▸ Excerpt from a dataset:
* BEGIN *

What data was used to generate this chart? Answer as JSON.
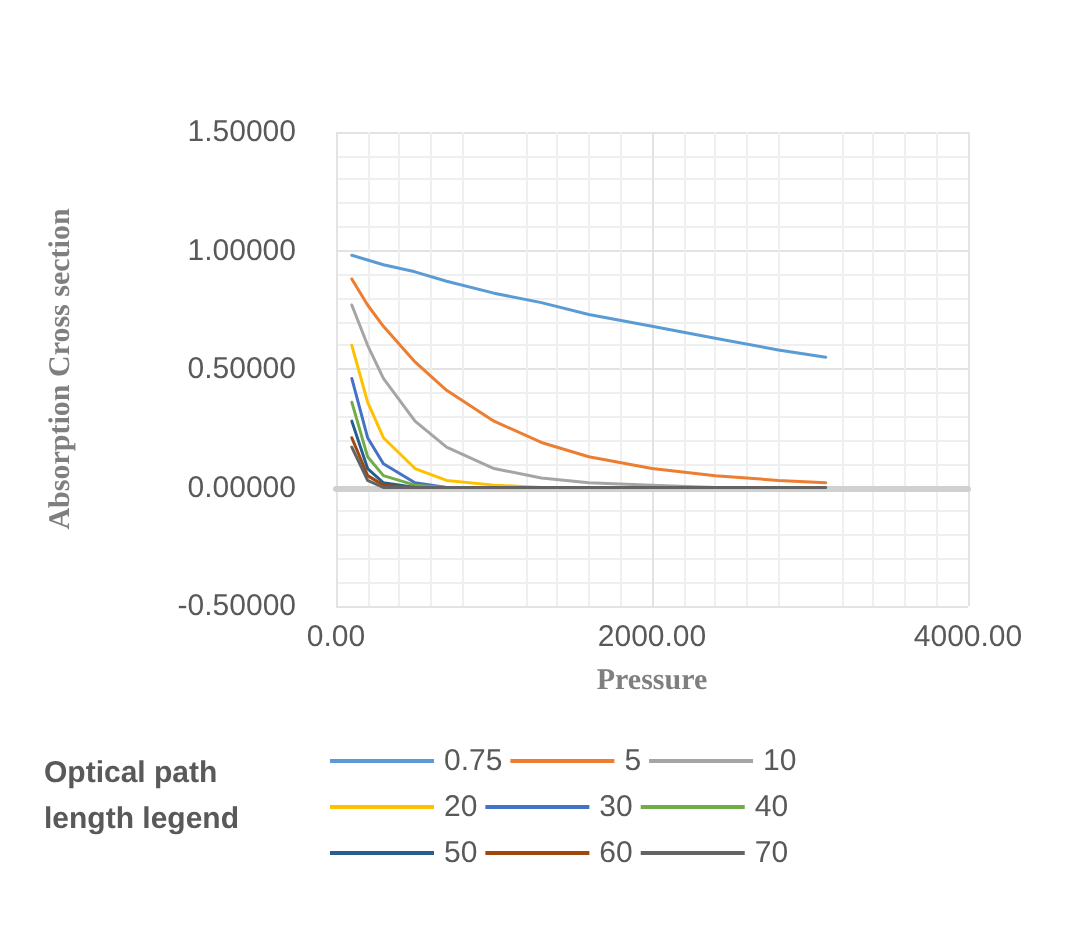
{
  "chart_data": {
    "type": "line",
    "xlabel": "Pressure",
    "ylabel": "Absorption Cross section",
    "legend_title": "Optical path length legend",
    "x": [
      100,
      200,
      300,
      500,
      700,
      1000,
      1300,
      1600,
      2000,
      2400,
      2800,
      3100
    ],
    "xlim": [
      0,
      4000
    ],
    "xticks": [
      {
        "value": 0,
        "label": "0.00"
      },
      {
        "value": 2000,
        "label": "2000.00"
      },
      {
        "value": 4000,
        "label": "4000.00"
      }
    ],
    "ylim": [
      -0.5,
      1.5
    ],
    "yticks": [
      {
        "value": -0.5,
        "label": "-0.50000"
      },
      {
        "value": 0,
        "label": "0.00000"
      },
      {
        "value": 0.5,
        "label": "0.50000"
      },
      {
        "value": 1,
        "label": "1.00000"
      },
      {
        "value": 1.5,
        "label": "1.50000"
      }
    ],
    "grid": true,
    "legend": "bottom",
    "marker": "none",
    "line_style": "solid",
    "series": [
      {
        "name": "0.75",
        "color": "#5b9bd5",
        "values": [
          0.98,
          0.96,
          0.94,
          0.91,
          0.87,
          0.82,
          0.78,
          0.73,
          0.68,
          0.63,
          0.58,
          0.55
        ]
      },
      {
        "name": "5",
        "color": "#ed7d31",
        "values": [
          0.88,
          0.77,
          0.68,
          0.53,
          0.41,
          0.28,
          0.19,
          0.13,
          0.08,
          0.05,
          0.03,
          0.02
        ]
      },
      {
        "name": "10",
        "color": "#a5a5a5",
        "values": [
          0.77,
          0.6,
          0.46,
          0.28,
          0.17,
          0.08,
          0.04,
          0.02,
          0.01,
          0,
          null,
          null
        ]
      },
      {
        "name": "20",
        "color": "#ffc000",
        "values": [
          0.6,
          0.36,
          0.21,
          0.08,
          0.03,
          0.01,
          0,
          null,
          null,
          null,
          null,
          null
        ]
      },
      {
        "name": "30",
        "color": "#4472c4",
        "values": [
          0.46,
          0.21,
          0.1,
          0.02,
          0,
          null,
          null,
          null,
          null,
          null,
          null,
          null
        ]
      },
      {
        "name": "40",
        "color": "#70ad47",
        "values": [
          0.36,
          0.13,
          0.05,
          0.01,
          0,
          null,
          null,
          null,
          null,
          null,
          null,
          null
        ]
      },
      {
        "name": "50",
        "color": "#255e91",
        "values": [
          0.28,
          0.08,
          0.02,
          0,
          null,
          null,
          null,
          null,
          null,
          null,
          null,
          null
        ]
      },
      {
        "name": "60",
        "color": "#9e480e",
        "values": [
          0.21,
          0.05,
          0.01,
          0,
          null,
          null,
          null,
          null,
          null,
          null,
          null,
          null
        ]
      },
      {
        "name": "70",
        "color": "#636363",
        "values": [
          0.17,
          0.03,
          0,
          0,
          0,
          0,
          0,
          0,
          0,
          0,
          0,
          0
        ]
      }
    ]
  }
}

* END *

▸ PROBLEM REQUIREMENTS: Scan the entries above for the word "color" and collect each line holding it.

▸ TASK OUTPUT:
        "color": "#5b9bd5",
        "color": "#ed7d31",
        "color": "#a5a5a5",
        "color": "#ffc000",
        "color": "#4472c4",
        "color": "#70ad47",
        "color": "#255e91",
        "color": "#9e480e",
        "color": "#636363",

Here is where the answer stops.